(Part of a data file)
——————

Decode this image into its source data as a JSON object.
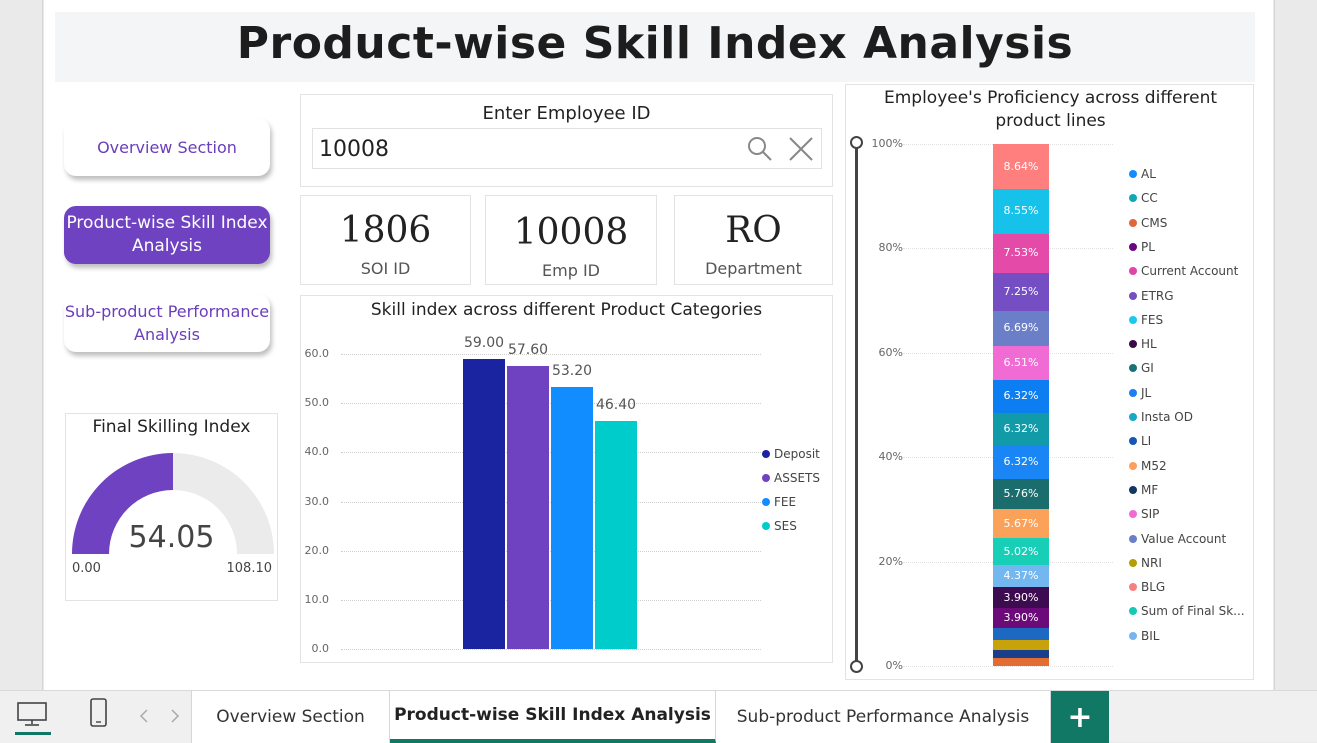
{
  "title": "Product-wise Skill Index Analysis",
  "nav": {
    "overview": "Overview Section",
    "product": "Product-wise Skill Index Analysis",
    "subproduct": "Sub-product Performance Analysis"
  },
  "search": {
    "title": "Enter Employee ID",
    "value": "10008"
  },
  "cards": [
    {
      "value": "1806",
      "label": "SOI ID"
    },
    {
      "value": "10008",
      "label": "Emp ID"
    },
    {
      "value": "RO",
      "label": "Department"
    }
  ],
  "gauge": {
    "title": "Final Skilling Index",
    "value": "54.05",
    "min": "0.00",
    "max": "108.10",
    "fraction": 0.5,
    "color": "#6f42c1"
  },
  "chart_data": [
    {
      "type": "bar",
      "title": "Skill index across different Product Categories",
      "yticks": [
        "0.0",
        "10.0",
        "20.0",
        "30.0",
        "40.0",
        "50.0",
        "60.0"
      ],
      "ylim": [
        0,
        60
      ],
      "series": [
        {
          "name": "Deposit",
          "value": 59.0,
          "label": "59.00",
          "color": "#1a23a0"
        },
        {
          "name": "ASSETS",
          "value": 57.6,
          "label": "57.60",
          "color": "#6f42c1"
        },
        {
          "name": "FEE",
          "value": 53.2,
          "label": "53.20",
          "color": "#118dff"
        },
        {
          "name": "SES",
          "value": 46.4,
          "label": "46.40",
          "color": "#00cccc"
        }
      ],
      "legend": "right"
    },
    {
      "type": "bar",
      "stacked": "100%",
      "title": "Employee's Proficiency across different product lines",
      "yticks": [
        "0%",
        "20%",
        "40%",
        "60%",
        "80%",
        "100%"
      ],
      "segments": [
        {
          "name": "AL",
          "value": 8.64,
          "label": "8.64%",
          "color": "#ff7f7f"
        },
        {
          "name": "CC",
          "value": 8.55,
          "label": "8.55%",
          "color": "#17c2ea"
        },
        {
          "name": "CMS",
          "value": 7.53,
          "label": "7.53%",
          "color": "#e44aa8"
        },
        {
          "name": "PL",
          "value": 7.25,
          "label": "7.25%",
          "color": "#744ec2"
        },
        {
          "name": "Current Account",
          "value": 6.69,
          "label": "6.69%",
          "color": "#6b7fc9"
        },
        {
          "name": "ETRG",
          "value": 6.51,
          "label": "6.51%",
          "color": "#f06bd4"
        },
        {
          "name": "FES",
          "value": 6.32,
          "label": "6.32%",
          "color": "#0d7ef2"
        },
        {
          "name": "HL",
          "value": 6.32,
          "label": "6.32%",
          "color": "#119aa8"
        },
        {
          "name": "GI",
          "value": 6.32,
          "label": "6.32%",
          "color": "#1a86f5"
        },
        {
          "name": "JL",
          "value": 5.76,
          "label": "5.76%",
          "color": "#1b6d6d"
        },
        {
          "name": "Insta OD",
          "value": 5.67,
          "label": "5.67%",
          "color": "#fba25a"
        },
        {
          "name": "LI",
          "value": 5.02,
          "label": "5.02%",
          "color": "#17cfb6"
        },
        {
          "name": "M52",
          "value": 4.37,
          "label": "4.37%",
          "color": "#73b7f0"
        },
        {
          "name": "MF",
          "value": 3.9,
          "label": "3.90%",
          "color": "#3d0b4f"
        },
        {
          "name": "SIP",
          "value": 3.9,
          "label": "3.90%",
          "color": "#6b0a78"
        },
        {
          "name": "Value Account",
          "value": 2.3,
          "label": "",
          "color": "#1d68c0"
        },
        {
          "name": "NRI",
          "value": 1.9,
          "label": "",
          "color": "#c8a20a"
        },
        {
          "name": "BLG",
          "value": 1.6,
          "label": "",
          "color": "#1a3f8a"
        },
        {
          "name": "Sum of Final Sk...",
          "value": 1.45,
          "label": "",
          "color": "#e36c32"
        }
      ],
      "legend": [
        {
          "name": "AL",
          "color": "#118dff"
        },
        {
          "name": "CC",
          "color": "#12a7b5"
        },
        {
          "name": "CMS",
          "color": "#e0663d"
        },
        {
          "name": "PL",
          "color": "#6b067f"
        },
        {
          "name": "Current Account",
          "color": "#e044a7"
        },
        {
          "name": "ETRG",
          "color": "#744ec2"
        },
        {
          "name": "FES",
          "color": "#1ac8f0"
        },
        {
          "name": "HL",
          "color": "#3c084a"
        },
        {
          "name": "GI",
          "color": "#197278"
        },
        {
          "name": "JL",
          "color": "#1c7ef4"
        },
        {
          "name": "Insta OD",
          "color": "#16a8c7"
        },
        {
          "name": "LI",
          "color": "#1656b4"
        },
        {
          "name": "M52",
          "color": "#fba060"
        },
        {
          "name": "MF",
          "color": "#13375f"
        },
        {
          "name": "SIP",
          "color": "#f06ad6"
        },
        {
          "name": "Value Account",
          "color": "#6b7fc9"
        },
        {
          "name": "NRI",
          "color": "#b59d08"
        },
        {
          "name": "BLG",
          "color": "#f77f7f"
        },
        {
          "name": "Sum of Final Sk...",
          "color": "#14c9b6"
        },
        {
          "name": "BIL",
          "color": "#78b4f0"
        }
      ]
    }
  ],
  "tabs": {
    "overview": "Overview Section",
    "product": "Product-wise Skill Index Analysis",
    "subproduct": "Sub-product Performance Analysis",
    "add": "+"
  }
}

——————

Objective: The data should be printed again unchanged; leave its pictures out.

Correct answer:
Decode this image into its source data as a JSON object.
{
  "title": "Product-wise Skill Index Analysis",
  "nav": {
    "overview": "Overview Section",
    "product": "Product-wise Skill Index Analysis",
    "subproduct": "Sub-product Performance Analysis"
  },
  "search": {
    "title": "Enter Employee ID",
    "value": "10008"
  },
  "cards": [
    {
      "value": "1806",
      "label": "SOI ID"
    },
    {
      "value": "10008",
      "label": "Emp ID"
    },
    {
      "value": "RO",
      "label": "Department"
    }
  ],
  "gauge": {
    "title": "Final Skilling Index",
    "value": "54.05",
    "min": "0.00",
    "max": "108.10",
    "fraction": 0.5,
    "color": "#6f42c1"
  },
  "chart_data": [
    {
      "type": "bar",
      "title": "Skill index across different Product Categories",
      "yticks": [
        "0.0",
        "10.0",
        "20.0",
        "30.0",
        "40.0",
        "50.0",
        "60.0"
      ],
      "ylim": [
        0,
        60
      ],
      "series": [
        {
          "name": "Deposit",
          "value": 59.0,
          "label": "59.00",
          "color": "#1a23a0"
        },
        {
          "name": "ASSETS",
          "value": 57.6,
          "label": "57.60",
          "color": "#6f42c1"
        },
        {
          "name": "FEE",
          "value": 53.2,
          "label": "53.20",
          "color": "#118dff"
        },
        {
          "name": "SES",
          "value": 46.4,
          "label": "46.40",
          "color": "#00cccc"
        }
      ],
      "legend": "right"
    },
    {
      "type": "bar",
      "stacked": "100%",
      "title": "Employee's Proficiency across different product lines",
      "yticks": [
        "0%",
        "20%",
        "40%",
        "60%",
        "80%",
        "100%"
      ],
      "segments": [
        {
          "name": "AL",
          "value": 8.64,
          "label": "8.64%",
          "color": "#ff7f7f"
        },
        {
          "name": "CC",
          "value": 8.55,
          "label": "8.55%",
          "color": "#17c2ea"
        },
        {
          "name": "CMS",
          "value": 7.53,
          "label": "7.53%",
          "color": "#e44aa8"
        },
        {
          "name": "PL",
          "value": 7.25,
          "label": "7.25%",
          "color": "#744ec2"
        },
        {
          "name": "Current Account",
          "value": 6.69,
          "label": "6.69%",
          "color": "#6b7fc9"
        },
        {
          "name": "ETRG",
          "value": 6.51,
          "label": "6.51%",
          "color": "#f06bd4"
        },
        {
          "name": "FES",
          "value": 6.32,
          "label": "6.32%",
          "color": "#0d7ef2"
        },
        {
          "name": "HL",
          "value": 6.32,
          "label": "6.32%",
          "color": "#119aa8"
        },
        {
          "name": "GI",
          "value": 6.32,
          "label": "6.32%",
          "color": "#1a86f5"
        },
        {
          "name": "JL",
          "value": 5.76,
          "label": "5.76%",
          "color": "#1b6d6d"
        },
        {
          "name": "Insta OD",
          "value": 5.67,
          "label": "5.67%",
          "color": "#fba25a"
        },
        {
          "name": "LI",
          "value": 5.02,
          "label": "5.02%",
          "color": "#17cfb6"
        },
        {
          "name": "M52",
          "value": 4.37,
          "label": "4.37%",
          "color": "#73b7f0"
        },
        {
          "name": "MF",
          "value": 3.9,
          "label": "3.90%",
          "color": "#3d0b4f"
        },
        {
          "name": "SIP",
          "value": 3.9,
          "label": "3.90%",
          "color": "#6b0a78"
        },
        {
          "name": "Value Account",
          "value": 2.3,
          "label": "",
          "color": "#1d68c0"
        },
        {
          "name": "NRI",
          "value": 1.9,
          "label": "",
          "color": "#c8a20a"
        },
        {
          "name": "BLG",
          "value": 1.6,
          "label": "",
          "color": "#1a3f8a"
        },
        {
          "name": "Sum of Final Sk...",
          "value": 1.45,
          "label": "",
          "color": "#e36c32"
        }
      ],
      "legend": [
        {
          "name": "AL",
          "color": "#118dff"
        },
        {
          "name": "CC",
          "color": "#12a7b5"
        },
        {
          "name": "CMS",
          "color": "#e0663d"
        },
        {
          "name": "PL",
          "color": "#6b067f"
        },
        {
          "name": "Current Account",
          "color": "#e044a7"
        },
        {
          "name": "ETRG",
          "color": "#744ec2"
        },
        {
          "name": "FES",
          "color": "#1ac8f0"
        },
        {
          "name": "HL",
          "color": "#3c084a"
        },
        {
          "name": "GI",
          "color": "#197278"
        },
        {
          "name": "JL",
          "color": "#1c7ef4"
        },
        {
          "name": "Insta OD",
          "color": "#16a8c7"
        },
        {
          "name": "LI",
          "color": "#1656b4"
        },
        {
          "name": "M52",
          "color": "#fba060"
        },
        {
          "name": "MF",
          "color": "#13375f"
        },
        {
          "name": "SIP",
          "color": "#f06ad6"
        },
        {
          "name": "Value Account",
          "color": "#6b7fc9"
        },
        {
          "name": "NRI",
          "color": "#b59d08"
        },
        {
          "name": "BLG",
          "color": "#f77f7f"
        },
        {
          "name": "Sum of Final Sk...",
          "color": "#14c9b6"
        },
        {
          "name": "BIL",
          "color": "#78b4f0"
        }
      ]
    }
  ],
  "tabs": {
    "overview": "Overview Section",
    "product": "Product-wise Skill Index Analysis",
    "subproduct": "Sub-product Performance Analysis",
    "add": "+"
  }
}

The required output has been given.